======== DATA ROWS ========

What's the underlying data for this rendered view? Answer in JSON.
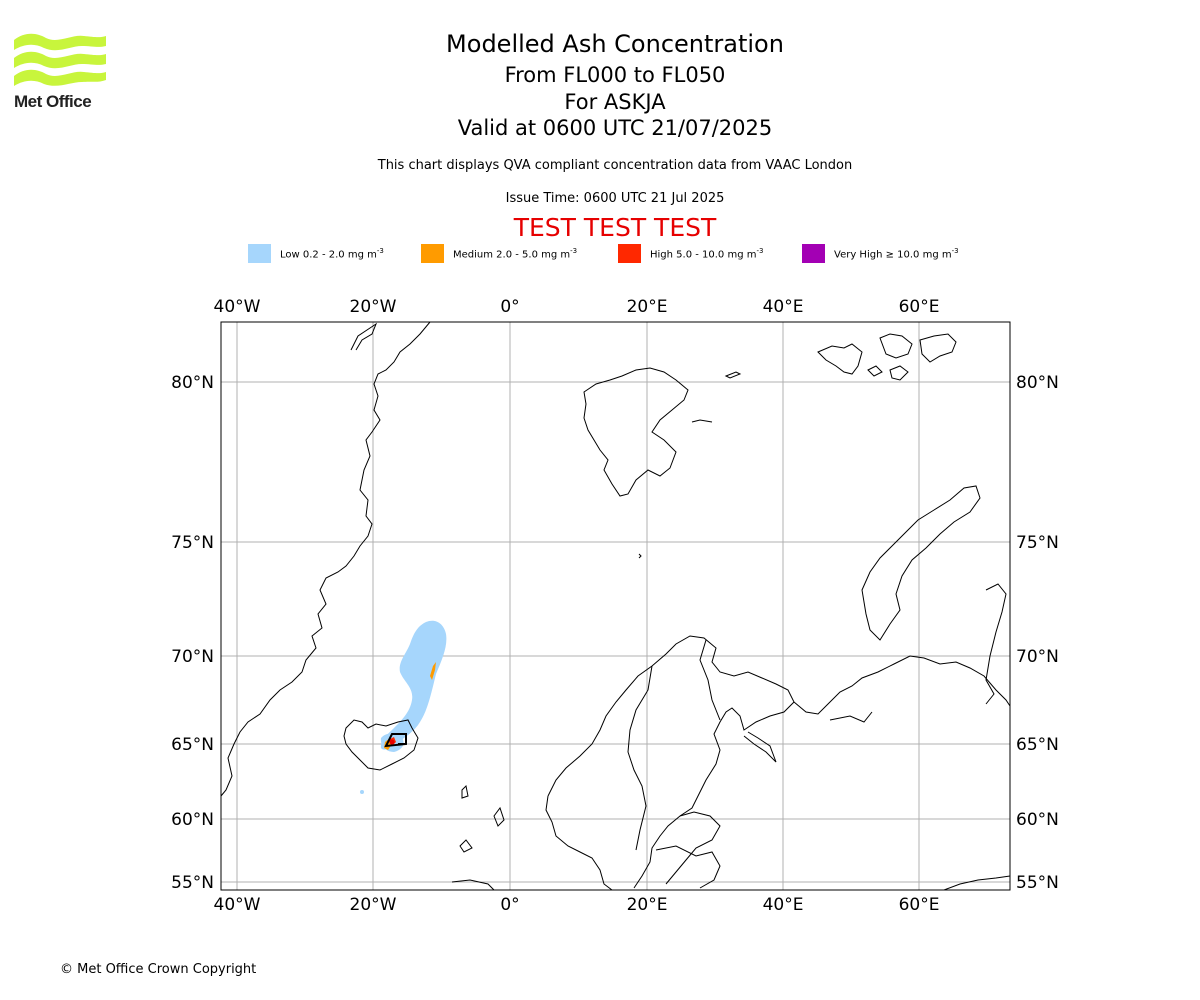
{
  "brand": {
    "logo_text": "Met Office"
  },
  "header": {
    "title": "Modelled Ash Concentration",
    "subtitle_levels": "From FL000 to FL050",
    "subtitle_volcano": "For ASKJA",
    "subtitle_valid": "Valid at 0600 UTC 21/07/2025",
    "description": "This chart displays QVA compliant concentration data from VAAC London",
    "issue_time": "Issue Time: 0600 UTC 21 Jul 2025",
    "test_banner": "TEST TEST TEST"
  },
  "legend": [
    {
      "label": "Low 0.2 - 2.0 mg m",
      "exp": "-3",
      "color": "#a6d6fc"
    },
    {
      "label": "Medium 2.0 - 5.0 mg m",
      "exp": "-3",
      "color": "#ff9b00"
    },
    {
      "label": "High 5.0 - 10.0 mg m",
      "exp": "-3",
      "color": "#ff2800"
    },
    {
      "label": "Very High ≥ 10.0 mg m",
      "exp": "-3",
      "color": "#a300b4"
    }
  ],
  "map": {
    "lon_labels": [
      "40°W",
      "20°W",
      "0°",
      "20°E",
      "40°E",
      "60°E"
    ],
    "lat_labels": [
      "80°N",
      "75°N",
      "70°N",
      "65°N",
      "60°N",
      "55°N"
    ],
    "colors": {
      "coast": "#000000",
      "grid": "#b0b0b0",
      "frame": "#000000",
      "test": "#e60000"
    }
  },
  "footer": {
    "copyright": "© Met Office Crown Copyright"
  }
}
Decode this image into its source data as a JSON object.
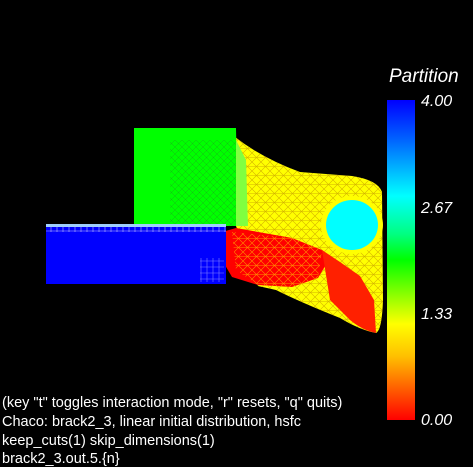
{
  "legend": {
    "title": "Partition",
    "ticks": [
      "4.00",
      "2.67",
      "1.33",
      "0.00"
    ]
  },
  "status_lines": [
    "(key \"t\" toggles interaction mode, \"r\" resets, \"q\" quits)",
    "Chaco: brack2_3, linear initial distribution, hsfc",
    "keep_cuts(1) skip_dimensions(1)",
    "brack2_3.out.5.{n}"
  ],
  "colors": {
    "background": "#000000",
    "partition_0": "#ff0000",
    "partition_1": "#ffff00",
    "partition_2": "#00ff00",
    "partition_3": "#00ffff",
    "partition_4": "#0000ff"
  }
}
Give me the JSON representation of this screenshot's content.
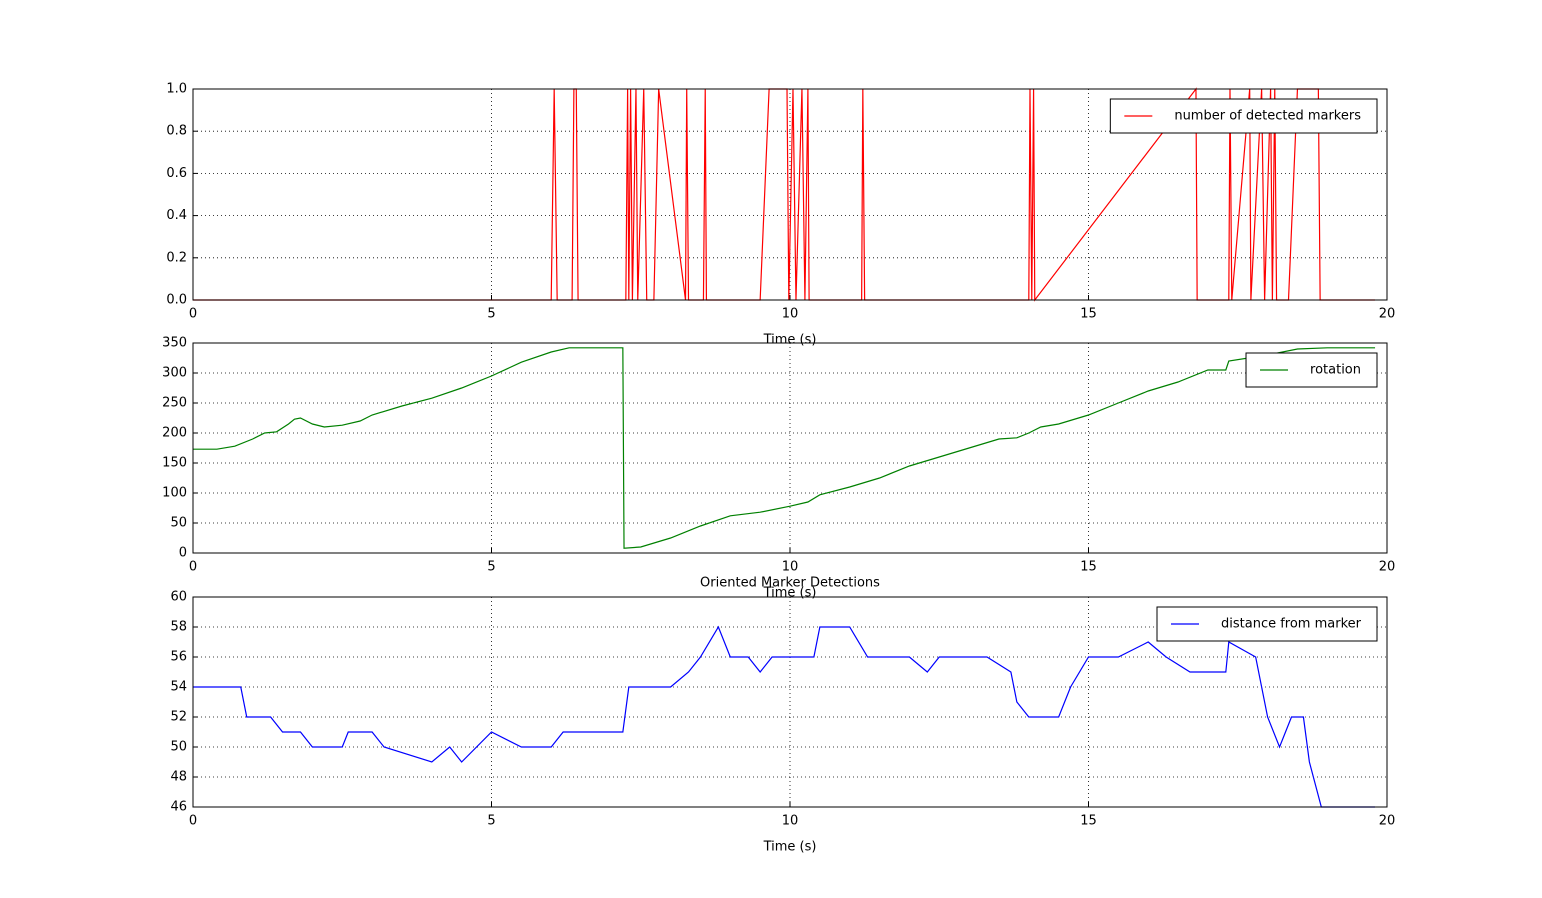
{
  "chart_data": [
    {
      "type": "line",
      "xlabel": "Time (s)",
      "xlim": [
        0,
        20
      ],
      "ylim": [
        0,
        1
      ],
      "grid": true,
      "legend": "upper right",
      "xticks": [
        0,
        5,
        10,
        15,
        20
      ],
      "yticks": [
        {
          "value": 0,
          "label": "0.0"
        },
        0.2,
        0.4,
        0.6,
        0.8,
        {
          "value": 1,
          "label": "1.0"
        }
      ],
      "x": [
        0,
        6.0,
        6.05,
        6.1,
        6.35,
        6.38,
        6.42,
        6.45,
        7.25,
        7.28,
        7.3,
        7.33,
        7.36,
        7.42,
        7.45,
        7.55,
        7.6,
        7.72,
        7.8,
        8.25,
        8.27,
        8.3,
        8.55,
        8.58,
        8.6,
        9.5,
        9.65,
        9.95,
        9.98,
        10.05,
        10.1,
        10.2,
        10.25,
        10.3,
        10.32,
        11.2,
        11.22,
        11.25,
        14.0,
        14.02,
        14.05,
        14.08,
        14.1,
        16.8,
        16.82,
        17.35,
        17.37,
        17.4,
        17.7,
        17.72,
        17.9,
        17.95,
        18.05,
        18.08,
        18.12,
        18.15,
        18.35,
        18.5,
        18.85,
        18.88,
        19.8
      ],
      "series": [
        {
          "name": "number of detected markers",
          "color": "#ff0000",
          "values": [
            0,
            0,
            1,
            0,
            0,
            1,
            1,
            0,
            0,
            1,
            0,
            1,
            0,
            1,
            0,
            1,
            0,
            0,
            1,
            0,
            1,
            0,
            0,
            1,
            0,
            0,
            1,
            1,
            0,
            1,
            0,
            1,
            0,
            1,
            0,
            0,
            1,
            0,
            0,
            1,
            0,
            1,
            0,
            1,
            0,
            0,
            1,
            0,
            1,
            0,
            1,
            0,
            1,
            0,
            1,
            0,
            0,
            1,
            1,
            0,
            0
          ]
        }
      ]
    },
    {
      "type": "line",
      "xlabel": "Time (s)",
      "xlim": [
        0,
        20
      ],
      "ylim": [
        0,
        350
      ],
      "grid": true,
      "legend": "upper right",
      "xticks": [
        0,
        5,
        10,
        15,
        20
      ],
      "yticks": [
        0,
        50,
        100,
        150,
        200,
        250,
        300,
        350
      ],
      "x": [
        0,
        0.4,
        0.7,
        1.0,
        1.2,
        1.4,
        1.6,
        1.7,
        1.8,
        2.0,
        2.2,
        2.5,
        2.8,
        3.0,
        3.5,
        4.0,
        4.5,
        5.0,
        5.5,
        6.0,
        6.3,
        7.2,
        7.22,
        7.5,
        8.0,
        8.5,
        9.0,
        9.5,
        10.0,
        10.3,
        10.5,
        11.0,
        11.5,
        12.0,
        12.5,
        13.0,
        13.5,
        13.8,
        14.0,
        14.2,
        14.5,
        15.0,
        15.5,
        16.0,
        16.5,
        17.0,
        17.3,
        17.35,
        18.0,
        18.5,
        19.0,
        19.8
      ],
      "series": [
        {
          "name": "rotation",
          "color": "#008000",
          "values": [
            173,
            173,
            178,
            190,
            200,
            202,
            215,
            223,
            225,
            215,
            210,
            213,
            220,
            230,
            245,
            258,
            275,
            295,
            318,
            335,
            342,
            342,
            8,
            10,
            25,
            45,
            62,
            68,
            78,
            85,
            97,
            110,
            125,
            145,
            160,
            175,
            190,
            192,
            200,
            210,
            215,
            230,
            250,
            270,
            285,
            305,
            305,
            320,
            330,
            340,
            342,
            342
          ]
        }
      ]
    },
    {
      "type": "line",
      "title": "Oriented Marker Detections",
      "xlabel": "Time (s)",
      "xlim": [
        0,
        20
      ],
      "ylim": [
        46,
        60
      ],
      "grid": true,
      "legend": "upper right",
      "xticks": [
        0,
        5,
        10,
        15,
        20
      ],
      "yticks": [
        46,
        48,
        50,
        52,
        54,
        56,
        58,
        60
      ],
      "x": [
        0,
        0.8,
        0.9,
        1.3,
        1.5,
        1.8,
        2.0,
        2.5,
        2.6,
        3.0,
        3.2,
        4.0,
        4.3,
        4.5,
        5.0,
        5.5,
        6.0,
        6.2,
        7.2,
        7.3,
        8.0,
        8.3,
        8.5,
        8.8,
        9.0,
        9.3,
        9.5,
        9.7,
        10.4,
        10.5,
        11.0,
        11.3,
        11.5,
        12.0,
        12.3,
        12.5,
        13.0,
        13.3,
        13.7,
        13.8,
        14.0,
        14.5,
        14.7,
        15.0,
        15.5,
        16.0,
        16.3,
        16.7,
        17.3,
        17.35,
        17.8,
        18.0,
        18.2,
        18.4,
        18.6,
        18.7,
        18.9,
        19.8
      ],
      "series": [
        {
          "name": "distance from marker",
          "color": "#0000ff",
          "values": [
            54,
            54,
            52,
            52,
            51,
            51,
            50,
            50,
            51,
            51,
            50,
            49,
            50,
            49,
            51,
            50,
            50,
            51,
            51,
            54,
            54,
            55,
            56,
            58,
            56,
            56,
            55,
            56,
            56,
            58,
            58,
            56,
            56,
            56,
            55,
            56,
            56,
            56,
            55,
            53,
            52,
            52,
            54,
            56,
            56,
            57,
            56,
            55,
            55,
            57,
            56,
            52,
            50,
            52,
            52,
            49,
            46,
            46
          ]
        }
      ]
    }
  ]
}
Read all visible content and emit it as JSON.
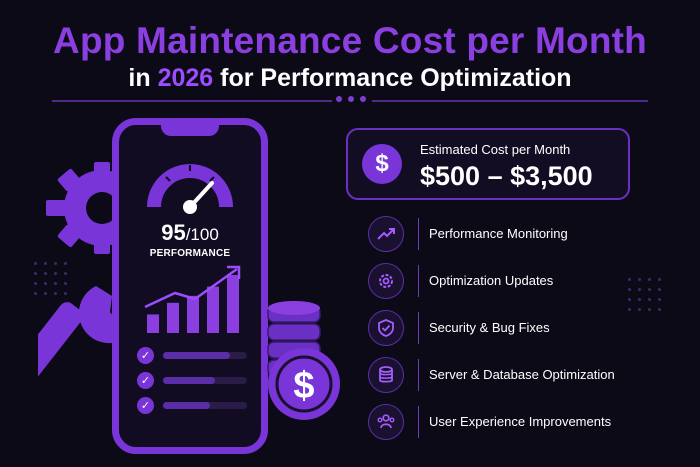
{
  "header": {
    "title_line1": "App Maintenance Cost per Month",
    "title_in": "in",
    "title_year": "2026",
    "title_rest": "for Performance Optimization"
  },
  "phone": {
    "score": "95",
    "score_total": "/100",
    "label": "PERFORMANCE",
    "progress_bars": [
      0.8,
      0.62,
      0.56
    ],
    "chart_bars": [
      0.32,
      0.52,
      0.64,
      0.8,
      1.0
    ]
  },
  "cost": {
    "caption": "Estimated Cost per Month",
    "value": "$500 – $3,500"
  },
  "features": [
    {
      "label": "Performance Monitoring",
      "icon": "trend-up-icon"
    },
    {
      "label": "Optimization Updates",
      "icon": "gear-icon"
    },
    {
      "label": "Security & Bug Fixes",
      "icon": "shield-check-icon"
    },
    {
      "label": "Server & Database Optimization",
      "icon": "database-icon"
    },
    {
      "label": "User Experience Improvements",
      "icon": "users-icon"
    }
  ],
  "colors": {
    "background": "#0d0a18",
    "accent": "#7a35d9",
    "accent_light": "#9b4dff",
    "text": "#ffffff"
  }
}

========

[GIVEN REQUEST]:
What count of lines in the listing contain the word "name"? Reply with the number only.

[OUTPUT FOR THIS EXERCISE]:
3